> [WHAT YOU WILL DO] Search the material for the string "России" and copy each line where it occurs.

(Figure record extracts)

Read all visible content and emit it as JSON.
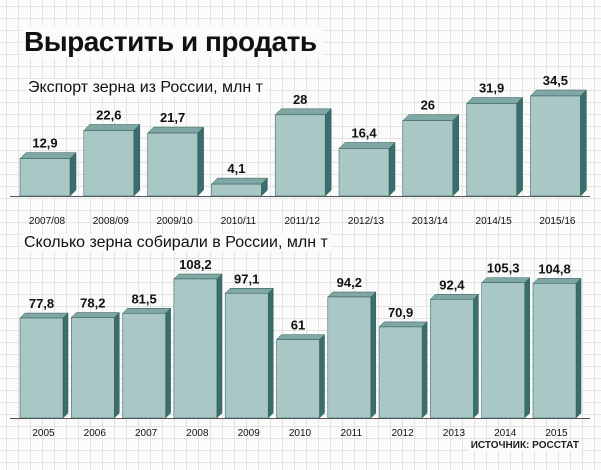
{
  "title": "Вырастить и продать",
  "source": "ИСТОЧНИК: РОССТАТ",
  "colors": {
    "bar_face": "#a9c7c5",
    "bar_top": "#7fa7a4",
    "bar_side": "#3a6e6a",
    "bar_edge": "#2d5a57",
    "axis": "#555555"
  },
  "chart_data": [
    {
      "type": "bar",
      "title": "Экспорт зерна из России, млн т",
      "categories": [
        "2007/08",
        "2008/09",
        "2009/10",
        "2010/11",
        "2011/12",
        "2012/13",
        "2013/14",
        "2014/15",
        "2015/16"
      ],
      "values": [
        12.9,
        22.6,
        21.7,
        4.1,
        28,
        16.4,
        26,
        31.9,
        34.5
      ],
      "value_labels": [
        "12,9",
        "22,6",
        "21,7",
        "4,1",
        "28",
        "16,4",
        "26",
        "31,9",
        "34,5"
      ],
      "ylim": [
        0,
        34.5
      ],
      "grid": true
    },
    {
      "type": "bar",
      "title": "Сколько зерна собирали в России, млн т",
      "categories": [
        "2005",
        "2006",
        "2007",
        "2008",
        "2009",
        "2010",
        "2011",
        "2012",
        "2013",
        "2014",
        "2015"
      ],
      "values": [
        77.8,
        78.2,
        81.5,
        108.2,
        97.1,
        61,
        94.2,
        70.9,
        92.4,
        105.3,
        104.8
      ],
      "value_labels": [
        "77,8",
        "78,2",
        "81,5",
        "108,2",
        "97,1",
        "61",
        "94,2",
        "70,9",
        "92,4",
        "105,3",
        "104,8"
      ],
      "ylim": [
        0,
        108.2
      ],
      "grid": true
    }
  ]
}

> [EXERCISE OUTPUT]
      "title": "Экспорт зерна из России, млн т",
      "title": "Сколько зерна собирали в России, млн т",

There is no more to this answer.